The task – Within the material below, find each line bearing the word "المتابعة" and present it.

-- begin Material --

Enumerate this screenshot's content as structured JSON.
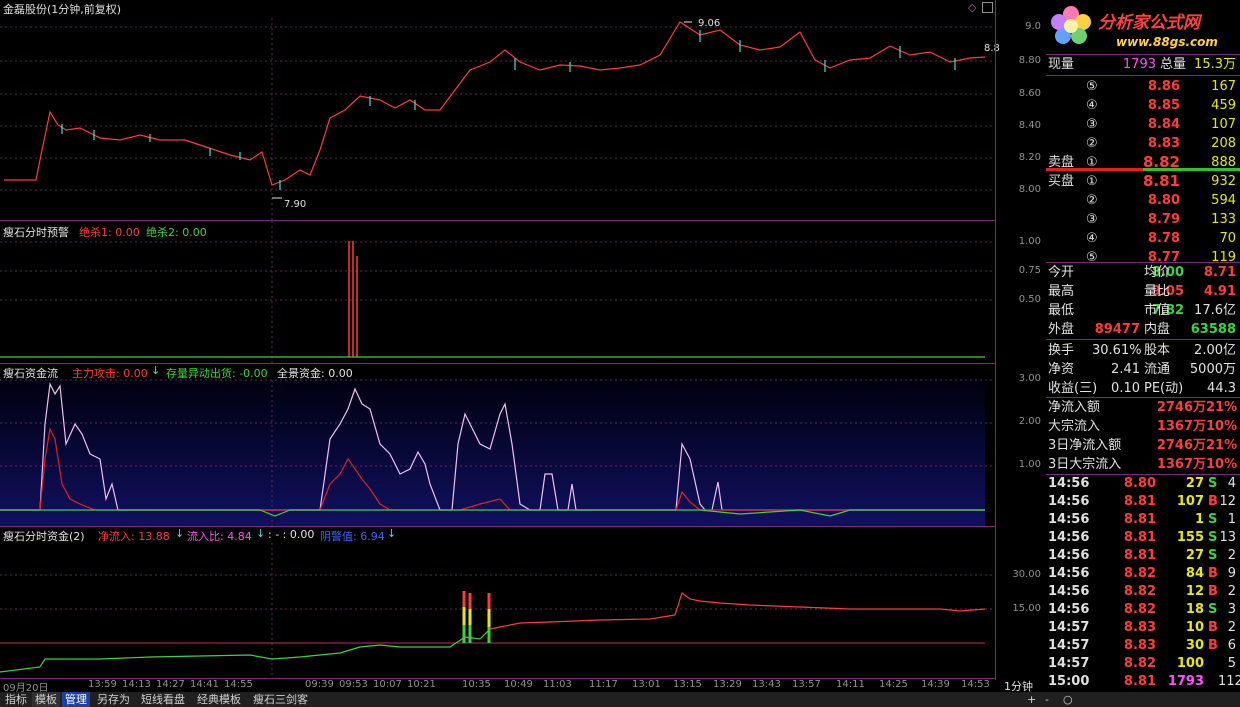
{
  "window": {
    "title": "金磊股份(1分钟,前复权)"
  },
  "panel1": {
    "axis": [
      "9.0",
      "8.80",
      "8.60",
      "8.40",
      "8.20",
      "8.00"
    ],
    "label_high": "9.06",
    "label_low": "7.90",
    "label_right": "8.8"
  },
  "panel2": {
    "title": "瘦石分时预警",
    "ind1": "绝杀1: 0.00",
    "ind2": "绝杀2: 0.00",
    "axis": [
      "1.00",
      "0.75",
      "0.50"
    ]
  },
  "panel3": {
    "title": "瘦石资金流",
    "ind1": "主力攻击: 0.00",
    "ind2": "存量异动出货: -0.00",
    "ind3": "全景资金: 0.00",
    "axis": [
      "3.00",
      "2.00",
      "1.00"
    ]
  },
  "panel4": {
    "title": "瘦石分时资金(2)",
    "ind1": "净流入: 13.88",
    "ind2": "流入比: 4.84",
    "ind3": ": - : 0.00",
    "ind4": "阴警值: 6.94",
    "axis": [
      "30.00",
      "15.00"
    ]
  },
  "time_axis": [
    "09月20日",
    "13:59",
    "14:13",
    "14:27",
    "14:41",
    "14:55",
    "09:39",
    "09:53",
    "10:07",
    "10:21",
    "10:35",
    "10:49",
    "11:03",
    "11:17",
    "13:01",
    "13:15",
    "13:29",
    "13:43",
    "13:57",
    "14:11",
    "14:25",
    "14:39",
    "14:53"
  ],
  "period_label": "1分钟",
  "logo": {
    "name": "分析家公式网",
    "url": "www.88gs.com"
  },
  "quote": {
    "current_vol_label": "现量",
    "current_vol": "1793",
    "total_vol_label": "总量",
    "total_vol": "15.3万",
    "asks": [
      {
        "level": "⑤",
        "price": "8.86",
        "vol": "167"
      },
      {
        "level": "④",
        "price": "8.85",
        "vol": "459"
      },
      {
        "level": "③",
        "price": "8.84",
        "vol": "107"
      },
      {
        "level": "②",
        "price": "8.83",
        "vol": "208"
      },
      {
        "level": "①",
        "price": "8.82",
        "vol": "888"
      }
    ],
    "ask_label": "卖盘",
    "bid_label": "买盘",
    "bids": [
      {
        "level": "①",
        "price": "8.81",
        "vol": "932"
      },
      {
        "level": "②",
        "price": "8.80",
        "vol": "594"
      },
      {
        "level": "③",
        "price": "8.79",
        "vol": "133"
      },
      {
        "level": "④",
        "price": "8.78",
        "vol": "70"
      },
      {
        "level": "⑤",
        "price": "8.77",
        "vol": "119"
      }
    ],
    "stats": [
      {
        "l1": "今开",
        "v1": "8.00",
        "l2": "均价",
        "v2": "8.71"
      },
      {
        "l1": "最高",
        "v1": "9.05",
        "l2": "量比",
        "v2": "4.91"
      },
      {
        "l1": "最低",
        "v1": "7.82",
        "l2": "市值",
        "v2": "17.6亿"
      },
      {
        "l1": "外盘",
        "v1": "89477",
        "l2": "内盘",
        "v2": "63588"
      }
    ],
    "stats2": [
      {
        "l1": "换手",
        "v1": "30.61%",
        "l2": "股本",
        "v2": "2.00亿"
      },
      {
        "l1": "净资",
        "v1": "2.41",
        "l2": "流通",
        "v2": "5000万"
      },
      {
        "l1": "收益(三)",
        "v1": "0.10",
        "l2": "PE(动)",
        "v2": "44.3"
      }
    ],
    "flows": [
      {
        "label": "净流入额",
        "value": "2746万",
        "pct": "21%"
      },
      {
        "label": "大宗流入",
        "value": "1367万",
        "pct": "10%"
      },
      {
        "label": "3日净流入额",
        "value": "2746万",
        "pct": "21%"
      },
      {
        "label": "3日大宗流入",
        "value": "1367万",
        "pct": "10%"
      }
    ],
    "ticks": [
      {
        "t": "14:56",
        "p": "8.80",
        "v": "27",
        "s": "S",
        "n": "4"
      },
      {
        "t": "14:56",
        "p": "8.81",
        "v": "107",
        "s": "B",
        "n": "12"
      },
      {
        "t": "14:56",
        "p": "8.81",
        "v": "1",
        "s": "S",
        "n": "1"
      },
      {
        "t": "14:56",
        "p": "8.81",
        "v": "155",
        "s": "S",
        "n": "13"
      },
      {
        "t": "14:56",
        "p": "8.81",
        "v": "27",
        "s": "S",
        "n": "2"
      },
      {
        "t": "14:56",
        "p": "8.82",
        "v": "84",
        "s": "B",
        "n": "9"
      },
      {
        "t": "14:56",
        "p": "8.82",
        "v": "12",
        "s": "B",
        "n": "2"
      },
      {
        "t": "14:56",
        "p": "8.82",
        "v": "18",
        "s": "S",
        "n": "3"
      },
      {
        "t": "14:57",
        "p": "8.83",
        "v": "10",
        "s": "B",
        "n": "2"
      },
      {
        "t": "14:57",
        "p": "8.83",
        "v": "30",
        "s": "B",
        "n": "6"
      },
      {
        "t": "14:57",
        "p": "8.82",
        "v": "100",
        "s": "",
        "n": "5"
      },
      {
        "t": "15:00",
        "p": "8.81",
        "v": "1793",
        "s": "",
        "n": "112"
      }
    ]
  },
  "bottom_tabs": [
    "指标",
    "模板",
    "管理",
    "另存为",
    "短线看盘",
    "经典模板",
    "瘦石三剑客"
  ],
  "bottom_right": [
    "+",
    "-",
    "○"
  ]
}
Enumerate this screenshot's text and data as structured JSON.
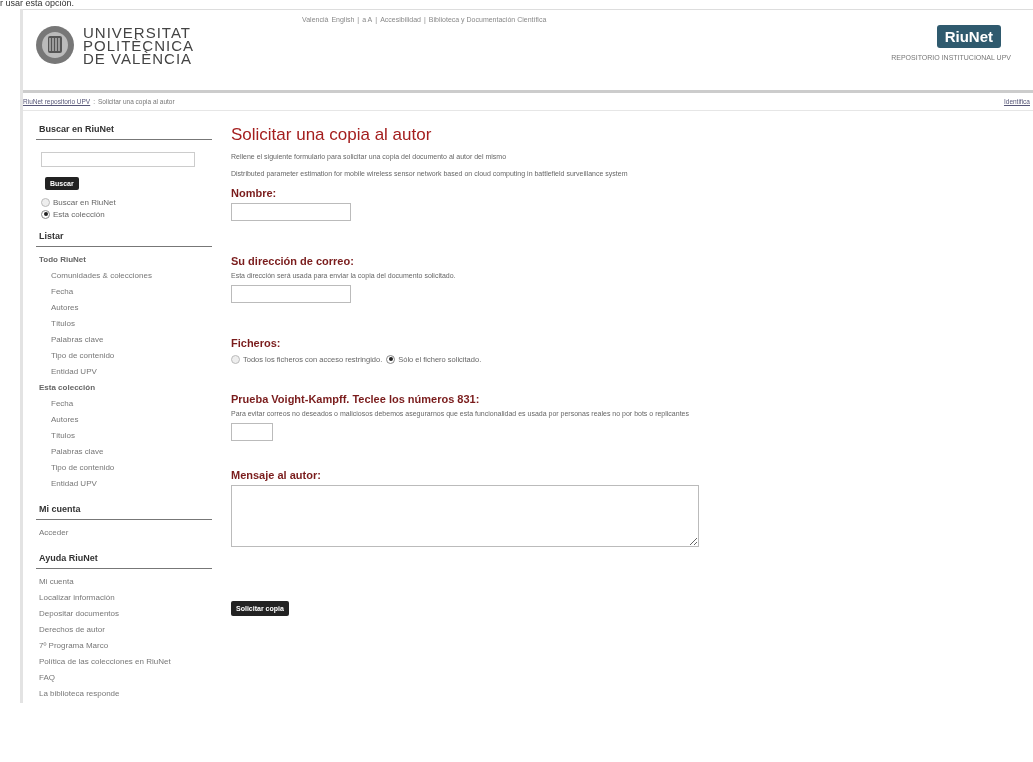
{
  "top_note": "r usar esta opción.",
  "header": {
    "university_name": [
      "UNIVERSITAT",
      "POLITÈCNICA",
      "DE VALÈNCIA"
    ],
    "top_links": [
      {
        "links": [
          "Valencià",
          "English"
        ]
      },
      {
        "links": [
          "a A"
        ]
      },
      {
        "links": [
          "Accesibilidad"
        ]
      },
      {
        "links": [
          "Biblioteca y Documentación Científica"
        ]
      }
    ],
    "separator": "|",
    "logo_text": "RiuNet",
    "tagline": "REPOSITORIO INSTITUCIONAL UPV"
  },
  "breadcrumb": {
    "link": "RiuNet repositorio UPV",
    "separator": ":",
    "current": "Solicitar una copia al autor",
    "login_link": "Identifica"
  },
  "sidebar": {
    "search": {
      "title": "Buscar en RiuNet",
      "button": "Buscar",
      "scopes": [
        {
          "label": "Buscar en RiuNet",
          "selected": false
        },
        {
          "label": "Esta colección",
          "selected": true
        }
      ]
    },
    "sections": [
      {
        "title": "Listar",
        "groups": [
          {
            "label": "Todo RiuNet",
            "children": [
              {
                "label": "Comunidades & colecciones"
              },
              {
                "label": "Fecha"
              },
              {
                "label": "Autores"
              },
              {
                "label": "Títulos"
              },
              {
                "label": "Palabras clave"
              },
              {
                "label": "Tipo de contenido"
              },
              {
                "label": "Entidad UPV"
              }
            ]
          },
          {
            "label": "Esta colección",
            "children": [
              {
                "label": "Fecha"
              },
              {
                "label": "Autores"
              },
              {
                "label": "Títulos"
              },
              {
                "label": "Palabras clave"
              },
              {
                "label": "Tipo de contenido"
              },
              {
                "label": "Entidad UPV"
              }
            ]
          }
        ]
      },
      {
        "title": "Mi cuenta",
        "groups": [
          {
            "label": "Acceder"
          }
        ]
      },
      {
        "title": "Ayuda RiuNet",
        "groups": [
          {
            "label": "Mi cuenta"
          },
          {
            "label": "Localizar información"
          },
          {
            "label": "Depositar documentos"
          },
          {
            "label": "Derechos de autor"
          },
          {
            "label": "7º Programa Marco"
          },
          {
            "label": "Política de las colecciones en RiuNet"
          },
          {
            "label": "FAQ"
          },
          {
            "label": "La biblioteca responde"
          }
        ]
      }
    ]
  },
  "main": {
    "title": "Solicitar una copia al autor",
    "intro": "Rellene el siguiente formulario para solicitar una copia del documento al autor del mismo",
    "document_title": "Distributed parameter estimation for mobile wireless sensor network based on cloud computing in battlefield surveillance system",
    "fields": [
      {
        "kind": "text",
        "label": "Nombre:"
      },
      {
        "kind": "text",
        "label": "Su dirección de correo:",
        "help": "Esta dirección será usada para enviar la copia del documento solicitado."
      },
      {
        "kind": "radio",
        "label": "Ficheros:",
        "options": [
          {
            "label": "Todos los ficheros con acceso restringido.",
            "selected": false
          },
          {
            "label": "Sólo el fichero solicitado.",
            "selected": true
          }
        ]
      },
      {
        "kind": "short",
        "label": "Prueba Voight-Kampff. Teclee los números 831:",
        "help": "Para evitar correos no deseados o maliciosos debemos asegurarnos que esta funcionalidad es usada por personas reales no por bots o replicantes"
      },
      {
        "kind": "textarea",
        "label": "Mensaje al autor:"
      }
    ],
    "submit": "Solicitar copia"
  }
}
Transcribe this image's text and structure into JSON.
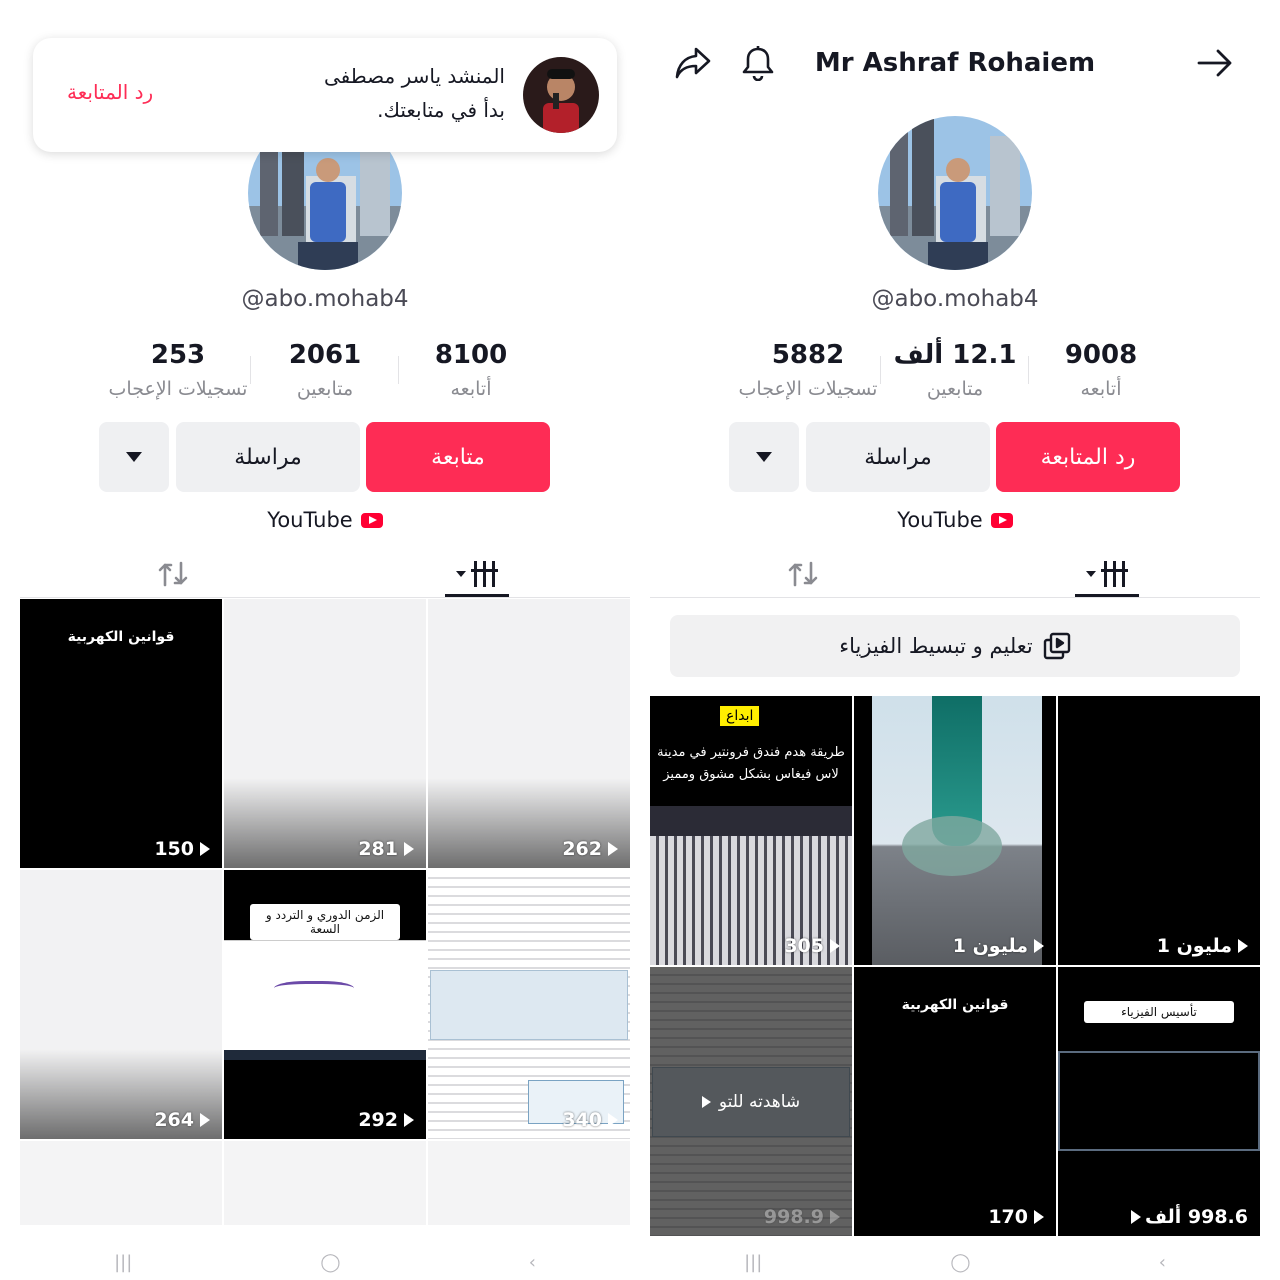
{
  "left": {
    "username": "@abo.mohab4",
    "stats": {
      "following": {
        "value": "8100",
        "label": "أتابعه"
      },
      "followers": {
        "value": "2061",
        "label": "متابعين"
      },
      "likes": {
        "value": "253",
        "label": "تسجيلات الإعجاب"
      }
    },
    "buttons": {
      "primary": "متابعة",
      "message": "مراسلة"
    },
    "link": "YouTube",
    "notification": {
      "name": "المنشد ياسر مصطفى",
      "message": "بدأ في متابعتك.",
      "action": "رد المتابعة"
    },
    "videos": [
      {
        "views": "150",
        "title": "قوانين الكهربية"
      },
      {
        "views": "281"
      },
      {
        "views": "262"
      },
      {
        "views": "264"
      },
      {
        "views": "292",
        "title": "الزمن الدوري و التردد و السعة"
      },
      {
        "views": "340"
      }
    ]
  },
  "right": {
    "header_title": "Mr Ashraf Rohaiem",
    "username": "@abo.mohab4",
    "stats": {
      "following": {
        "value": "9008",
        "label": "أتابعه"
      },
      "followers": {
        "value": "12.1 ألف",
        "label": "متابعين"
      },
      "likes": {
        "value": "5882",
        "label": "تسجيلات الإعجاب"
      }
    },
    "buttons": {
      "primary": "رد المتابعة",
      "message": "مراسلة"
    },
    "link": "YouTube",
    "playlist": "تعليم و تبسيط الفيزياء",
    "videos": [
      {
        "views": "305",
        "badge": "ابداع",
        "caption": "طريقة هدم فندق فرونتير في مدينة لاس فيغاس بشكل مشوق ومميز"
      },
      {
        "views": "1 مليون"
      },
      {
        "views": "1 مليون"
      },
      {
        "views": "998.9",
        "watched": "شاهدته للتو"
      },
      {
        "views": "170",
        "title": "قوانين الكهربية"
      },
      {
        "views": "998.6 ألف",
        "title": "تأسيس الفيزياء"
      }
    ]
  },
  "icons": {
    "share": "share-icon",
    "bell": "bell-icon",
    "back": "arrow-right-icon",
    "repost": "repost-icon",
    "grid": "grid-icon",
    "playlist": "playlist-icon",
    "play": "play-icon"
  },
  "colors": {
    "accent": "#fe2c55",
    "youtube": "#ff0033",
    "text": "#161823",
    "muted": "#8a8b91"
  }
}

-- end Material --

Expected output –
      "action": "رد المتابعة"
      "primary": "رد المتابعة",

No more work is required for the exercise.